Directions
Pick out every line in the entries below that contains the string "tick" and copy each one in full.

_ _ _ _ _ _ _

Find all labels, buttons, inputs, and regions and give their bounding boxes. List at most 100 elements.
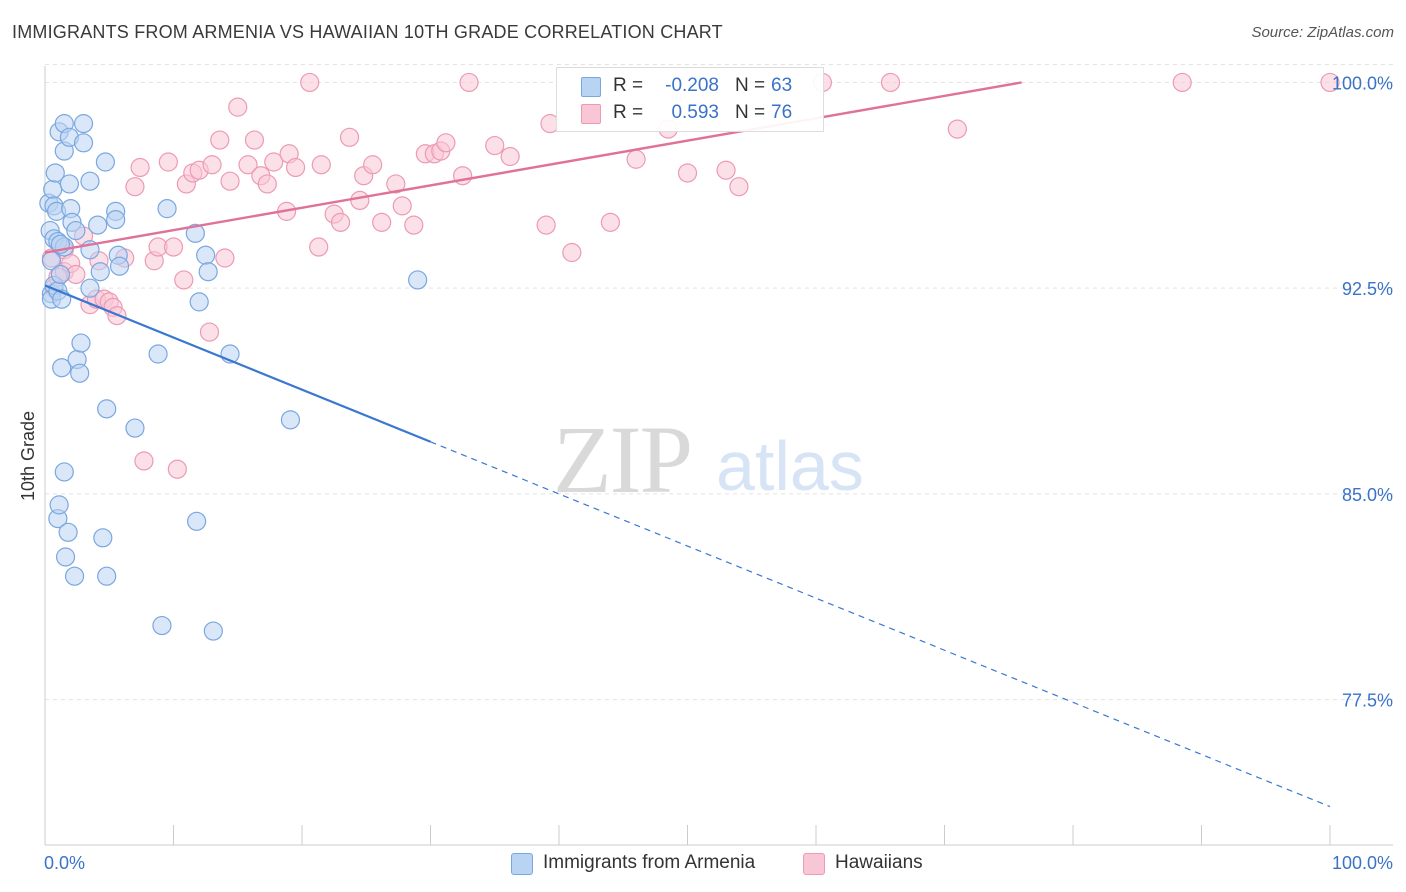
watermark-zip: ZIP (553, 406, 691, 513)
data-point (729, 177, 749, 197)
data-point (536, 215, 556, 235)
data-point (73, 133, 94, 153)
data-point (257, 174, 277, 194)
data-point (157, 199, 177, 219)
data-point (43, 179, 63, 200)
data-point (280, 410, 301, 430)
legend-r-value: -0.208 (665, 75, 719, 96)
data-point (339, 127, 360, 147)
data-point (93, 528, 113, 548)
trend-lines (44, 81, 1331, 808)
data-point (125, 418, 145, 438)
data-point (66, 220, 86, 241)
data-point (626, 149, 646, 169)
data-point (716, 160, 736, 180)
data-point (311, 155, 331, 175)
legend-row-armenia: R = -0.208 N = 63 (557, 74, 823, 100)
data-point (392, 196, 412, 216)
data-point (436, 133, 456, 153)
data-point (64, 566, 85, 586)
data-point (54, 462, 74, 482)
data-point (59, 174, 80, 194)
data-point (562, 242, 582, 263)
data-point (309, 237, 329, 257)
data-point (202, 155, 222, 175)
stats-legend: R = -0.208 N = 63 R = 0.593 N = 76 (556, 67, 824, 132)
data-point (73, 114, 94, 134)
data-point (185, 223, 205, 243)
data-point (97, 399, 117, 419)
data-point (1172, 72, 1192, 93)
tick-labels: 77.5% 85.0% 92.5% 100.0% 0.0% 100.0% (44, 73, 1393, 873)
data-point (88, 215, 108, 235)
data-point (55, 547, 76, 567)
chart-source: Source: ZipAtlas.com (1251, 24, 1394, 41)
data-point (228, 97, 248, 117)
data-point (459, 72, 479, 93)
bottom-legend-label: Immigrants from Armenia (543, 852, 756, 873)
trend-line-armenia-extension (430, 441, 1331, 808)
legend-n-value: 63 (771, 75, 793, 96)
data-point (330, 212, 351, 232)
data-point (90, 262, 110, 282)
data-point (106, 210, 126, 230)
data-point (198, 262, 218, 282)
watermark-atlas: atlas (716, 427, 864, 505)
data-point (386, 174, 406, 194)
legend-n-value: 76 (771, 102, 793, 123)
data-point (220, 171, 240, 191)
data-point (167, 459, 187, 479)
bottom-legend-label: Hawaiians (835, 852, 923, 873)
data-point (244, 130, 265, 150)
grid-layer (45, 63, 1393, 701)
data-point (363, 155, 383, 175)
trend-line-armenia (44, 284, 431, 443)
data-point (163, 237, 184, 257)
data-point (350, 190, 370, 211)
legend-n-label: N = (735, 102, 766, 123)
data-point (152, 615, 172, 636)
y-tick-label: 85.0% (1342, 485, 1393, 505)
data-point (189, 292, 209, 312)
data-point (372, 212, 392, 232)
data-point (49, 495, 69, 515)
data-point (1320, 72, 1340, 93)
data-point (71, 333, 91, 353)
legend-swatch-pink (581, 104, 601, 124)
data-point (125, 177, 145, 197)
data-point (45, 163, 65, 183)
data-point (196, 245, 216, 265)
watermark: ZIP atlas (553, 406, 864, 513)
bottom-legend-swatch-pink (803, 853, 825, 875)
data-point (404, 215, 424, 235)
data-point (174, 270, 194, 290)
x-tick-label: 100.0% (1332, 853, 1393, 873)
data-point (80, 171, 100, 191)
legend-swatch-blue (581, 77, 601, 97)
data-point (264, 152, 284, 172)
data-point (947, 119, 967, 139)
y-tick-label: 77.5% (1342, 691, 1393, 711)
data-point (199, 322, 220, 342)
legend-r-label: R = (613, 75, 644, 96)
chart-title: IMMIGRANTS FROM ARMENIA VS HAWAIIAN 10TH… (12, 22, 723, 42)
data-point (215, 248, 235, 268)
data-point (238, 155, 258, 175)
legend-n-label: N = (735, 75, 766, 96)
trend-line-hawaiians (44, 81, 1022, 254)
data-point (95, 152, 115, 172)
series-armenia (39, 114, 428, 641)
data-point (158, 152, 178, 172)
data-point (408, 270, 428, 290)
y-tick-label: 100.0% (1332, 73, 1393, 93)
x-tick-label: 0.0% (44, 853, 85, 873)
legend-row-hawaiians: R = 0.593 N = 76 (557, 101, 823, 127)
data-point (52, 358, 72, 378)
data-point (130, 157, 150, 178)
data-point (134, 451, 154, 471)
data-point (600, 212, 621, 232)
legend-r-label: R = (613, 102, 644, 123)
data-point (500, 146, 520, 167)
data-point (70, 363, 90, 383)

_ _ _ _ _ _ _

Result for this exercise
tick-labels: 77.5% 85.0% 92.5% 100.0% 0.0% 100.0% (44, 73, 1393, 873)
y-tick-label: 85.0% (1342, 485, 1393, 505)
x-tick-label: 100.0% (1332, 853, 1393, 873)
y-tick-label: 77.5% (1342, 691, 1393, 711)
y-tick-label: 100.0% (1332, 73, 1393, 93)
x-tick-label: 0.0% (44, 853, 85, 873)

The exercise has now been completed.